> _Supplied entries_:
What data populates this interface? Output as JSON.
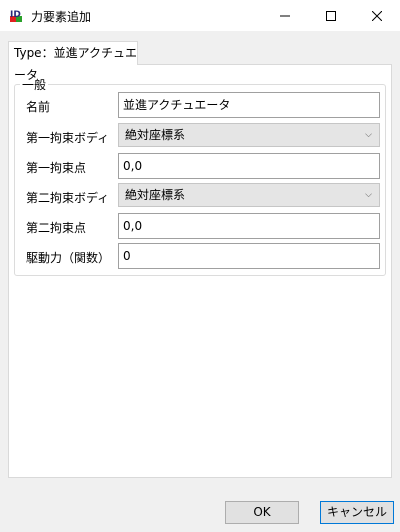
{
  "window": {
    "title": "力要素追加",
    "minimize_symbol": "—",
    "maximize_symbol": "☐",
    "close_symbol": "✕"
  },
  "tab": {
    "label": "Type：並進アクチュエータ"
  },
  "group": {
    "title": "一般"
  },
  "form": {
    "rows": [
      {
        "label": "名前",
        "value": "並進アクチュエータ",
        "kind": "text"
      },
      {
        "label": "第一拘束ボディ",
        "value": "絶対座標系",
        "kind": "combo"
      },
      {
        "label": "第一拘束点",
        "value": "0,0",
        "kind": "text"
      },
      {
        "label": "第二拘束ボディ",
        "value": "絶対座標系",
        "kind": "combo"
      },
      {
        "label": "第二拘束点",
        "value": "0,0",
        "kind": "text"
      },
      {
        "label": "駆動力（関数）",
        "value": "0",
        "kind": "text"
      }
    ]
  },
  "buttons": {
    "ok": "OK",
    "cancel": "キャンセル"
  },
  "icons": {
    "app": "app-logo-icon",
    "combo_arrow": "chevron-down-icon"
  },
  "colors": {
    "titlebar": "#ffffff",
    "panel": "#ffffff",
    "dialog_bg": "#f0f0f0",
    "combo_bg": "#e5e5e5",
    "focus_border": "#0078d7"
  }
}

> _Brief_:
Look over the records above and copy each line that includes the string "並進アクチュエータ".

> _Task solution_:
    "label": "Type：並進アクチュエータ"
        "value": "並進アクチュエータ",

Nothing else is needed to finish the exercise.